* **WRITTEN EXERCISE**:
Find the lines with the string "this" and return them.

* **WORKING DATA**:
###
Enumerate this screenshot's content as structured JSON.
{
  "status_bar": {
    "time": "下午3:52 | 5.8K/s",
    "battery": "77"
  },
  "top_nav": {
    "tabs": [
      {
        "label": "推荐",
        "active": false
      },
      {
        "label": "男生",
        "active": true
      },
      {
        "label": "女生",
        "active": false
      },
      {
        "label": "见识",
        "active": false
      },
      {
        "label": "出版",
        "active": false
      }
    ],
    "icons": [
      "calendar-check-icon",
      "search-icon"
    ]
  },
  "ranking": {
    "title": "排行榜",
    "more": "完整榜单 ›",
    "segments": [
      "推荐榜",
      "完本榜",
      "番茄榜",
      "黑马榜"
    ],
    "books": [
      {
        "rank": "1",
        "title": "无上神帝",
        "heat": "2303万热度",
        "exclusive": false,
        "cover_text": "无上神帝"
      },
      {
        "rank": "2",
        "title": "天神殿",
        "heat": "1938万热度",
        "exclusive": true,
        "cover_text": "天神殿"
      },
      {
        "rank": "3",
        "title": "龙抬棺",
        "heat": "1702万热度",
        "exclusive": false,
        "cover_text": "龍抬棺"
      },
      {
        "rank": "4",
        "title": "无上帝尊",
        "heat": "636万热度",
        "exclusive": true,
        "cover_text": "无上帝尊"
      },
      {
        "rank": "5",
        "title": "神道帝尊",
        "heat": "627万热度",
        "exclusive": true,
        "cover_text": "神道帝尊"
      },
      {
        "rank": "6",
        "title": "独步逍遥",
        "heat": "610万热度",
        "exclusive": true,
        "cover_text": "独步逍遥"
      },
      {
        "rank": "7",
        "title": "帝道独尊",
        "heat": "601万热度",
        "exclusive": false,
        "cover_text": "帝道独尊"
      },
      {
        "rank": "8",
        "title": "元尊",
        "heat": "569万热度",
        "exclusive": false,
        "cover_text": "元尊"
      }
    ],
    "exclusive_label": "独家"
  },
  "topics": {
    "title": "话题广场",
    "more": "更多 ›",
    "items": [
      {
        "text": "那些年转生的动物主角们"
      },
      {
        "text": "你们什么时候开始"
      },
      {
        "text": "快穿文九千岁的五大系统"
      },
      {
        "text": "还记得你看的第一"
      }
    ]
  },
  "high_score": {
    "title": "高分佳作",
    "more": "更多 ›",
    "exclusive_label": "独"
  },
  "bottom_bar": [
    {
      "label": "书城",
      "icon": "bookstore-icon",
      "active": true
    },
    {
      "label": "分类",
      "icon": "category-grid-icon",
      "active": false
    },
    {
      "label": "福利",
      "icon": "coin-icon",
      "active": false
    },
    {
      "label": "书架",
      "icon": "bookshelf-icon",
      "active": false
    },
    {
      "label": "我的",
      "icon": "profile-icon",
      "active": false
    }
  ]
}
###
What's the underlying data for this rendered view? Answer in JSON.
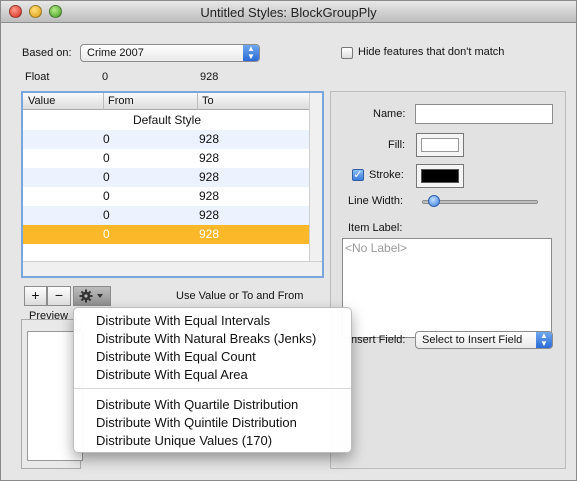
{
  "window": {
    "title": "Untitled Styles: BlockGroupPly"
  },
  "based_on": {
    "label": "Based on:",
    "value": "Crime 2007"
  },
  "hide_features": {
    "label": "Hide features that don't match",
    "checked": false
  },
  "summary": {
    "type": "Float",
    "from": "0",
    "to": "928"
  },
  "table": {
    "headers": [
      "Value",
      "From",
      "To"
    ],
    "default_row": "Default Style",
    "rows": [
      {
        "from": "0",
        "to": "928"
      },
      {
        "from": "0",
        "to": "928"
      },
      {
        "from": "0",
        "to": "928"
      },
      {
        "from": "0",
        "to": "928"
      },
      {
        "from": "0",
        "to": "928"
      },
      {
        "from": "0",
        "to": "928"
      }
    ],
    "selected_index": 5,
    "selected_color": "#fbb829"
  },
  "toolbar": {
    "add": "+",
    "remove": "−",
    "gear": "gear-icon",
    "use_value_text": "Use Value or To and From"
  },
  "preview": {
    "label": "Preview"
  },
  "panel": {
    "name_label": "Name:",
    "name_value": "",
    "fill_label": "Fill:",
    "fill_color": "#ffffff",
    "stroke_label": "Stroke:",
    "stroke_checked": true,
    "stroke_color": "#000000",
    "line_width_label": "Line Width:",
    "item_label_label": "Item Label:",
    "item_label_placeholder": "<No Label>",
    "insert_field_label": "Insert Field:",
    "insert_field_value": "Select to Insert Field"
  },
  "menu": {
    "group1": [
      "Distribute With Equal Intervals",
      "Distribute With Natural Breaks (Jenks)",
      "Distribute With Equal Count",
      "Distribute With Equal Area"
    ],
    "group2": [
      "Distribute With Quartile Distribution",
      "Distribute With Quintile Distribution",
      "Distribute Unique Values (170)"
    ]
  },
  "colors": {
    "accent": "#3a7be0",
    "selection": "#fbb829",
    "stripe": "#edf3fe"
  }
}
###
* **EXERCISE RESPONSE**:
Enumerate this screenshot's content as structured JSON.
What's the underlying data for this rendered view? Answer in JSON.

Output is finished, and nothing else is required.